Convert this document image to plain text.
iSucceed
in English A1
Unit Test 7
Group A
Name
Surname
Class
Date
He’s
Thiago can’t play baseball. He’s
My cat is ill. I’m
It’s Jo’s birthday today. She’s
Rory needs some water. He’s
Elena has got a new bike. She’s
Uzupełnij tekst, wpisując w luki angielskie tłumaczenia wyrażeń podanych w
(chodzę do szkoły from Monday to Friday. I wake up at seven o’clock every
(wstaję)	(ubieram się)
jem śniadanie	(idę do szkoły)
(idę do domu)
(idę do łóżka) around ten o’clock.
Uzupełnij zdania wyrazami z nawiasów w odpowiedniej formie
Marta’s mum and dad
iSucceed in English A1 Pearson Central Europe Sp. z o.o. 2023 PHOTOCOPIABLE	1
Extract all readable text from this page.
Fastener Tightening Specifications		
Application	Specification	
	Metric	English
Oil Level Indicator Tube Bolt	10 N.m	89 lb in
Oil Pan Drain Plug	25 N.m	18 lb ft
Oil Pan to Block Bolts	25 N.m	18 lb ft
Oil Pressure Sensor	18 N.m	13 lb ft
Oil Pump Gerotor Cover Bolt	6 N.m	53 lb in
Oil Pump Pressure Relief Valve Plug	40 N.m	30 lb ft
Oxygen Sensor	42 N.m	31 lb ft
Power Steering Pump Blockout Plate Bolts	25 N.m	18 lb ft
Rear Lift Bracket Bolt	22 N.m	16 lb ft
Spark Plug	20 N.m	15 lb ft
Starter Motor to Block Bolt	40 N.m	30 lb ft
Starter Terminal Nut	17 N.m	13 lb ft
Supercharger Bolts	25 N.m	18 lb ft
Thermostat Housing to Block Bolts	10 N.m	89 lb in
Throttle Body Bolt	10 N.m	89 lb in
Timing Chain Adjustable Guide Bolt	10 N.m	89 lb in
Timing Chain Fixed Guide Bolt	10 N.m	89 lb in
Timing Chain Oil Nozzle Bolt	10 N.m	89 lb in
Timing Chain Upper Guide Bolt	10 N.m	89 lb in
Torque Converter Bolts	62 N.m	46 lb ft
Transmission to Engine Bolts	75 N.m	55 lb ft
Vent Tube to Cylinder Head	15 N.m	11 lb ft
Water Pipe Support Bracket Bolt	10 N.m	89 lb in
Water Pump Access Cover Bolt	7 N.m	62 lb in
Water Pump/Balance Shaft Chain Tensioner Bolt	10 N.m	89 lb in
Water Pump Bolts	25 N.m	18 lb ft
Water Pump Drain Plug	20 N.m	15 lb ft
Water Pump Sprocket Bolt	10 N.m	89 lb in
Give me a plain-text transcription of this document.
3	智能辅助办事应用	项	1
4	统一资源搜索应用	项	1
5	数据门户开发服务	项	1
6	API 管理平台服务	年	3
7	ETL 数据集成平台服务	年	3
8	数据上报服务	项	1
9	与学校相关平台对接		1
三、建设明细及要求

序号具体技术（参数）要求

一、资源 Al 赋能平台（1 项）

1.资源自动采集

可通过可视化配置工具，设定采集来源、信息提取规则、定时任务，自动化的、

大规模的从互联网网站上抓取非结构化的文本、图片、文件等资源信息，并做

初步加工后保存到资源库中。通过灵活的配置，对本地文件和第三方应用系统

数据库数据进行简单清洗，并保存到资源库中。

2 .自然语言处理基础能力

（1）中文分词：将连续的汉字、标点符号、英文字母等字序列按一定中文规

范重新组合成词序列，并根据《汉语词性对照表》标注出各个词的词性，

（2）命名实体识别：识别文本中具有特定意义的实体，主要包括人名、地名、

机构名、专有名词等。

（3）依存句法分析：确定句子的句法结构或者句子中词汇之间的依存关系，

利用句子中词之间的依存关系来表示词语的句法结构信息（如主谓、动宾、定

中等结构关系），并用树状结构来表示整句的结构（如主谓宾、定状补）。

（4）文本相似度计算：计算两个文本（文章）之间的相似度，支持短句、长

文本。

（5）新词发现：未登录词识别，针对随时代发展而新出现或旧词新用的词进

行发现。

-*-

▸ **TASK**: Return exactly the lines from the one containing "Give me a plain-text" through the last line of the records above, both included, and nothing else.

▸ **SOLVED PROBLEM**:
Give me a plain-text transcription of this document.
3	智能辅助办事应用	项	1
4	统一资源搜索应用	项	1
5	数据门户开发服务	项	1
6	API 管理平台服务	年	3
7	ETL 数据集成平台服务	年	3
8	数据上报服务	项	1
9	与学校相关平台对接		1
三、建设明细及要求

序号具体技术（参数）要求

一、资源 Al 赋能平台（1 项）

1.资源自动采集

可通过可视化配置工具，设定采集来源、信息提取规则、定时任务，自动化的、

大规模的从互联网网站上抓取非结构化的文本、图片、文件等资源信息，并做

初步加工后保存到资源库中。通过灵活的配置，对本地文件和第三方应用系统

数据库数据进行简单清洗，并保存到资源库中。

2 .自然语言处理基础能力

（1）中文分词：将连续的汉字、标点符号、英文字母等字序列按一定中文规

范重新组合成词序列，并根据《汉语词性对照表》标注出各个词的词性，

（2）命名实体识别：识别文本中具有特定意义的实体，主要包括人名、地名、

机构名、专有名词等。

（3）依存句法分析：确定句子的句法结构或者句子中词汇之间的依存关系，

利用句子中词之间的依存关系来表示词语的句法结构信息（如主谓、动宾、定

中等结构关系），并用树状结构来表示整句的结构（如主谓宾、定状补）。

（4）文本相似度计算：计算两个文本（文章）之间的相似度，支持短句、长

文本。

（5）新词发现：未登录词识别，针对随时代发展而新出现或旧词新用的词进

行发现。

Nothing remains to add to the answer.